### Objective
What number of lines contain the word "heading"? Reply with the number and nothing else.

### Stored data entries
■ ■ ■
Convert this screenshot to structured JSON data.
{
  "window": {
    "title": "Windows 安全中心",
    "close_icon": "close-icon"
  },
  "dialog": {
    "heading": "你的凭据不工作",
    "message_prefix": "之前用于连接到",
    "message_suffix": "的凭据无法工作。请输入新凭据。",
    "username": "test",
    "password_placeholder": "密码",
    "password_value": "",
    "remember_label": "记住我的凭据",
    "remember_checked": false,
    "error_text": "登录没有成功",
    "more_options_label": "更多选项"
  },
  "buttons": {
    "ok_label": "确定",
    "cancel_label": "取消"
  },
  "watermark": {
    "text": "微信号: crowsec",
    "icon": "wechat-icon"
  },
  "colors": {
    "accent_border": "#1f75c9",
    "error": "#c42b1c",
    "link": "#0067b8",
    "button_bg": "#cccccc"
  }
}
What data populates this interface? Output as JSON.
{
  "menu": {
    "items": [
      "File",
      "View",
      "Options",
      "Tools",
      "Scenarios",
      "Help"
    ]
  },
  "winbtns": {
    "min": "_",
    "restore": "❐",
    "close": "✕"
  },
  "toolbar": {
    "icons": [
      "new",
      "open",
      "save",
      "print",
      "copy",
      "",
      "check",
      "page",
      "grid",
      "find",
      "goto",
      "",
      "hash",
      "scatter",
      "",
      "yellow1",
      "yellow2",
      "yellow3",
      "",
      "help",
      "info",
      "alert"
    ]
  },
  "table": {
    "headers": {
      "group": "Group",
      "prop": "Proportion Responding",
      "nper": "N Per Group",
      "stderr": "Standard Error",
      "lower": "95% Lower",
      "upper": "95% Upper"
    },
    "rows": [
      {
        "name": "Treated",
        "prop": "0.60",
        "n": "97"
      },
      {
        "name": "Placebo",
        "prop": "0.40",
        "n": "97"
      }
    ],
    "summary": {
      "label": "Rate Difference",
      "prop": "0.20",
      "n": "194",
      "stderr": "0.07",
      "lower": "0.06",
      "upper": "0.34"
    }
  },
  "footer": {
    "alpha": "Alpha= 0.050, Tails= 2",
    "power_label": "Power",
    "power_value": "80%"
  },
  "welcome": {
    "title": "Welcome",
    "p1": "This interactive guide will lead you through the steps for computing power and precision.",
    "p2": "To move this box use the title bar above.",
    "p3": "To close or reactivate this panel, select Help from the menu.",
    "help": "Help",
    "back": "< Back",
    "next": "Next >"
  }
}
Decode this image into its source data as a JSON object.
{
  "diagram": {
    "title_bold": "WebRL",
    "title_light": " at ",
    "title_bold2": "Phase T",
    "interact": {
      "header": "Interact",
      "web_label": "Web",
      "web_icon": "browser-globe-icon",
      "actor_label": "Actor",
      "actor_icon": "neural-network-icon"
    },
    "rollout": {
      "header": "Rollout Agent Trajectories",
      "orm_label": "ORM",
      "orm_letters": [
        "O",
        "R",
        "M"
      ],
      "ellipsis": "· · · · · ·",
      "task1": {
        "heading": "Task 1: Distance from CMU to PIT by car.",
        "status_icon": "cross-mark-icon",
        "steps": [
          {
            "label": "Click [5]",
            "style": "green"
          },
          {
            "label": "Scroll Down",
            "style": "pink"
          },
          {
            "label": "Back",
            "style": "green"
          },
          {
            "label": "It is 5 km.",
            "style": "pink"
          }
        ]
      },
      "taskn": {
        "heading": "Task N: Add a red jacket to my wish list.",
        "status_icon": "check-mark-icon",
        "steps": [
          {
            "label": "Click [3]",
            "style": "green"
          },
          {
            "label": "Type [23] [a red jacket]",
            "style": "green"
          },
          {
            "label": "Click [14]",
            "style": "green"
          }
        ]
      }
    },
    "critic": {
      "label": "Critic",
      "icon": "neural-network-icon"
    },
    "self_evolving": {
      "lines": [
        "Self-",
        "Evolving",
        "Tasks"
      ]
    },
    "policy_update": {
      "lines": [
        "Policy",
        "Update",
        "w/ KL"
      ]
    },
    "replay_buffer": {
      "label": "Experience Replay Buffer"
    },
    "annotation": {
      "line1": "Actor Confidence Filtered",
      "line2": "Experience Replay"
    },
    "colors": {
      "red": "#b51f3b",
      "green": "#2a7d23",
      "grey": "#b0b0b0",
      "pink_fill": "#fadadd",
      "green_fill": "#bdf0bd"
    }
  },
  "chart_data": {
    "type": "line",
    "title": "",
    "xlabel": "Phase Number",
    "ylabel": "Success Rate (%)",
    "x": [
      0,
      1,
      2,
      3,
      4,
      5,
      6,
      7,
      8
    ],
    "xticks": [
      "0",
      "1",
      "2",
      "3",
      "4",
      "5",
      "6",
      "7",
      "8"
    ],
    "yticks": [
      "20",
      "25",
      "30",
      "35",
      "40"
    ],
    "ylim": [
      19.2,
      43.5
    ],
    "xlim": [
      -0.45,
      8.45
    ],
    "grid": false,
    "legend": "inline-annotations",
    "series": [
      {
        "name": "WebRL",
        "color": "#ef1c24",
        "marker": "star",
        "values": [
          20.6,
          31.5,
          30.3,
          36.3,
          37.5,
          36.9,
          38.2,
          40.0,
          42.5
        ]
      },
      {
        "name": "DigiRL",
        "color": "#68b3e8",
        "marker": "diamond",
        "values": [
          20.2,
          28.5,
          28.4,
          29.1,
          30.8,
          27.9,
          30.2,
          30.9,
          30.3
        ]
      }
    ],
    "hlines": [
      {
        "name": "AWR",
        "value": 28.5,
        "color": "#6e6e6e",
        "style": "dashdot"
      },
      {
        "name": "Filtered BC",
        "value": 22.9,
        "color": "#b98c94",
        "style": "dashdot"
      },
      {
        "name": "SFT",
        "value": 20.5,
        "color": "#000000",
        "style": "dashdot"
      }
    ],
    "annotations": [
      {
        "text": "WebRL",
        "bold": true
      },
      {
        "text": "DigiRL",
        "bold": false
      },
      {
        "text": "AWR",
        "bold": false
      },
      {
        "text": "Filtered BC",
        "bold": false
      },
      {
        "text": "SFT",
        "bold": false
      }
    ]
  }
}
■ ■ ■
### Correct output
3